Goal: Copy the records below exactly, leaving out any pictures.

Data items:
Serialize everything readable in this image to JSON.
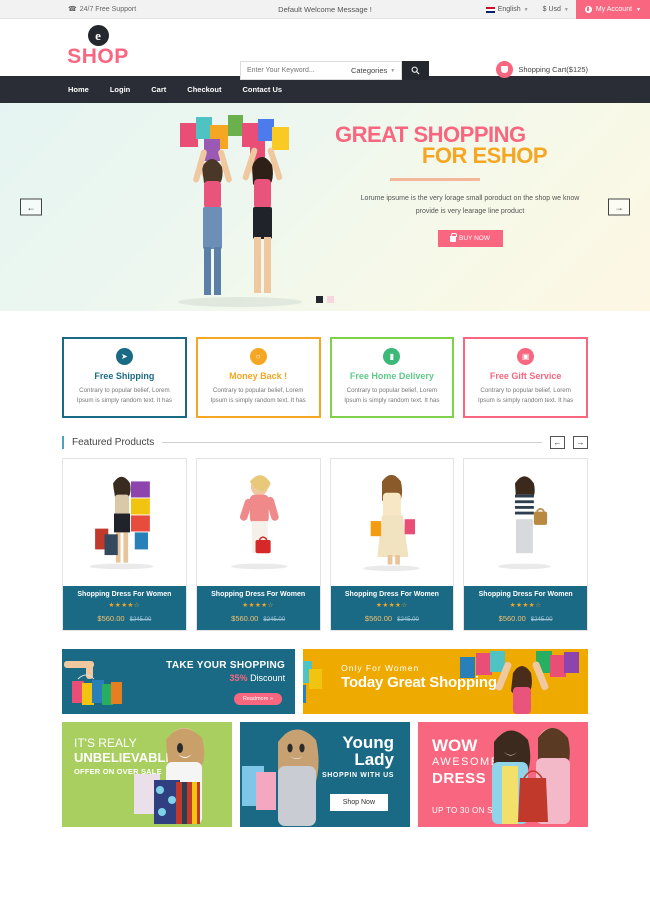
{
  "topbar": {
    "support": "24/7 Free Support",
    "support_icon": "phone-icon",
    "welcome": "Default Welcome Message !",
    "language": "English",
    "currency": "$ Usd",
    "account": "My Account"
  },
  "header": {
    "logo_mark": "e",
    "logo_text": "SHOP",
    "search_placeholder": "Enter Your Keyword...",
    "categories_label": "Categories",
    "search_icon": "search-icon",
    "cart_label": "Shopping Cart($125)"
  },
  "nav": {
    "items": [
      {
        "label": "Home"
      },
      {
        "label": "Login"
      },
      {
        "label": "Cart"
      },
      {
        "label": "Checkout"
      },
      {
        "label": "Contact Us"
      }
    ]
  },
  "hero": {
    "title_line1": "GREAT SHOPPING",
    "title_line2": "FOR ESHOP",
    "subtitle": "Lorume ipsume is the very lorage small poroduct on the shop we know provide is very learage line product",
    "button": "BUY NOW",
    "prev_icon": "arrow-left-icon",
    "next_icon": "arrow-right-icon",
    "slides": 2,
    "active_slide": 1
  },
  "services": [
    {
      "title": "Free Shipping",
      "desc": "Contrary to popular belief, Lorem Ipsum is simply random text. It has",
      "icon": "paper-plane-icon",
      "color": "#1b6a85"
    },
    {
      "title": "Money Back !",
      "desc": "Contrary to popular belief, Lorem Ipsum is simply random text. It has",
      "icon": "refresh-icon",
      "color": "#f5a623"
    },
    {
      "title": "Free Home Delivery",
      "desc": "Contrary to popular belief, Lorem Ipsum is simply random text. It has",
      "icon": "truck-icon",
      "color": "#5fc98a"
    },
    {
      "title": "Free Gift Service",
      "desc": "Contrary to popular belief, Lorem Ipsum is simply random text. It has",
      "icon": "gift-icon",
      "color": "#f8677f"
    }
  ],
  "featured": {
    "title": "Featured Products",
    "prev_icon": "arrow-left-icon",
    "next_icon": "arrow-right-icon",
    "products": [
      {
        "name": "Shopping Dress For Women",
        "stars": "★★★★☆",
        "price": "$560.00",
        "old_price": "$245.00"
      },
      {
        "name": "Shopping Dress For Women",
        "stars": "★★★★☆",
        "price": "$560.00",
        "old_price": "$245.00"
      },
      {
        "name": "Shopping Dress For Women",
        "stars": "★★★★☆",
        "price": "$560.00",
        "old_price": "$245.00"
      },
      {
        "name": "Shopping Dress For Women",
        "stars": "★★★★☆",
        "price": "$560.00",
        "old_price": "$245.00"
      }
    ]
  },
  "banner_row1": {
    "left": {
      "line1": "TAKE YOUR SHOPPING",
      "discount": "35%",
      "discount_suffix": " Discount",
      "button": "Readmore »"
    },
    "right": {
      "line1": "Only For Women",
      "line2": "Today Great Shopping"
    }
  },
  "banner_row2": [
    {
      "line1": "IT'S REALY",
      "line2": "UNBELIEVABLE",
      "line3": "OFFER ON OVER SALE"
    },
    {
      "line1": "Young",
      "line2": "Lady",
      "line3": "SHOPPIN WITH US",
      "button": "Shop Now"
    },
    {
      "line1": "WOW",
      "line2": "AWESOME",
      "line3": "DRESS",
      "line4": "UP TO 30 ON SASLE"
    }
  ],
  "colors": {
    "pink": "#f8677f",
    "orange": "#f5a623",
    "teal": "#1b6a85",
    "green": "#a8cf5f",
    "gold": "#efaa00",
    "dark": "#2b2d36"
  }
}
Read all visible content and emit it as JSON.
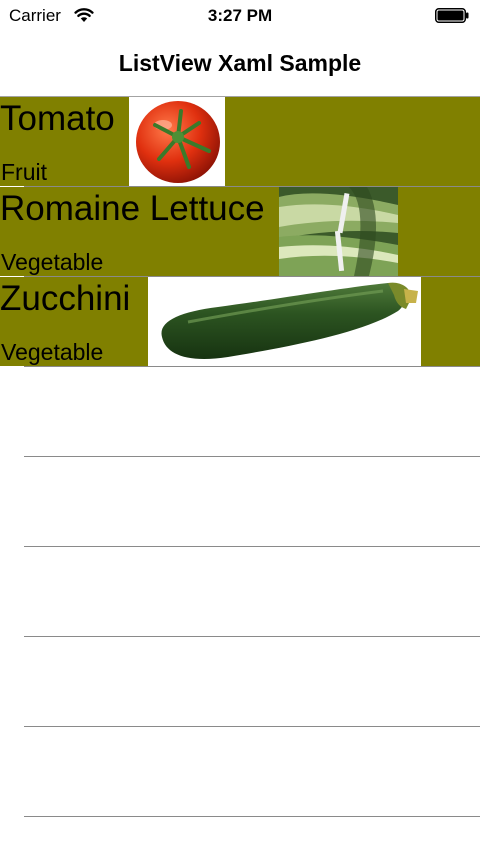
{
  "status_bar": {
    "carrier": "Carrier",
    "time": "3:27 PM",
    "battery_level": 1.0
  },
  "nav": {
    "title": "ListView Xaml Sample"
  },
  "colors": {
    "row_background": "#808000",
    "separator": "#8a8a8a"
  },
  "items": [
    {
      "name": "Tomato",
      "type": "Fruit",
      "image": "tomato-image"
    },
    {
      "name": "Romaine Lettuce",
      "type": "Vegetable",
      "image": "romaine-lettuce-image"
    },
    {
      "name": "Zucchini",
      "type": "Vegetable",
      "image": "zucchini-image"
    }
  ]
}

Solution for this exercise:
Serialize everything readable in this image to JSON.
{
  "topbar": {
    "support": "24/7 Free Support",
    "support_icon": "phone-icon",
    "welcome": "Default Welcome Message !",
    "language": "English",
    "currency": "$ Usd",
    "account": "My Account"
  },
  "header": {
    "logo_mark": "e",
    "logo_text": "SHOP",
    "search_placeholder": "Enter Your Keyword...",
    "categories_label": "Categories",
    "search_icon": "search-icon",
    "cart_label": "Shopping Cart($125)"
  },
  "nav": {
    "items": [
      {
        "label": "Home"
      },
      {
        "label": "Login"
      },
      {
        "label": "Cart"
      },
      {
        "label": "Checkout"
      },
      {
        "label": "Contact Us"
      }
    ]
  },
  "hero": {
    "title_line1": "GREAT SHOPPING",
    "title_line2": "FOR ESHOP",
    "subtitle": "Lorume ipsume is the very lorage small poroduct on the shop we know provide is very learage line product",
    "button": "BUY NOW",
    "prev_icon": "arrow-left-icon",
    "next_icon": "arrow-right-icon",
    "slides": 2,
    "active_slide": 1
  },
  "services": [
    {
      "title": "Free Shipping",
      "desc": "Contrary to popular belief, Lorem Ipsum is simply random text. It has",
      "icon": "paper-plane-icon",
      "color": "#1b6a85"
    },
    {
      "title": "Money Back !",
      "desc": "Contrary to popular belief, Lorem Ipsum is simply random text. It has",
      "icon": "refresh-icon",
      "color": "#f5a623"
    },
    {
      "title": "Free Home Delivery",
      "desc": "Contrary to popular belief, Lorem Ipsum is simply random text. It has",
      "icon": "truck-icon",
      "color": "#5fc98a"
    },
    {
      "title": "Free Gift Service",
      "desc": "Contrary to popular belief, Lorem Ipsum is simply random text. It has",
      "icon": "gift-icon",
      "color": "#f8677f"
    }
  ],
  "featured": {
    "title": "Featured Products",
    "prev_icon": "arrow-left-icon",
    "next_icon": "arrow-right-icon",
    "products": [
      {
        "name": "Shopping Dress For Women",
        "stars": "★★★★☆",
        "price": "$560.00",
        "old_price": "$245.00"
      },
      {
        "name": "Shopping Dress For Women",
        "stars": "★★★★☆",
        "price": "$560.00",
        "old_price": "$245.00"
      },
      {
        "name": "Shopping Dress For Women",
        "stars": "★★★★☆",
        "price": "$560.00",
        "old_price": "$245.00"
      },
      {
        "name": "Shopping Dress For Women",
        "stars": "★★★★☆",
        "price": "$560.00",
        "old_price": "$245.00"
      }
    ]
  },
  "banner_row1": {
    "left": {
      "line1": "TAKE YOUR SHOPPING",
      "discount": "35%",
      "discount_suffix": " Discount",
      "button": "Readmore »"
    },
    "right": {
      "line1": "Only For Women",
      "line2": "Today Great Shopping"
    }
  },
  "banner_row2": [
    {
      "line1": "IT'S REALY",
      "line2": "UNBELIEVABLE",
      "line3": "OFFER ON OVER SALE"
    },
    {
      "line1": "Young",
      "line2": "Lady",
      "line3": "SHOPPIN WITH US",
      "button": "Shop Now"
    },
    {
      "line1": "WOW",
      "line2": "AWESOME",
      "line3": "DRESS",
      "line4": "UP TO 30 ON SASLE"
    }
  ],
  "colors": {
    "pink": "#f8677f",
    "orange": "#f5a623",
    "teal": "#1b6a85",
    "green": "#a8cf5f",
    "gold": "#efaa00",
    "dark": "#2b2d36"
  }
}
Read all visible content and emit it as JSON.
{
  "status_bar": {
    "carrier": "Carrier",
    "time": "3:27 PM",
    "battery_level": 1.0
  },
  "nav": {
    "title": "ListView Xaml Sample"
  },
  "colors": {
    "row_background": "#808000",
    "separator": "#8a8a8a"
  },
  "items": [
    {
      "name": "Tomato",
      "type": "Fruit",
      "image": "tomato-image"
    },
    {
      "name": "Romaine Lettuce",
      "type": "Vegetable",
      "image": "romaine-lettuce-image"
    },
    {
      "name": "Zucchini",
      "type": "Vegetable",
      "image": "zucchini-image"
    }
  ]
}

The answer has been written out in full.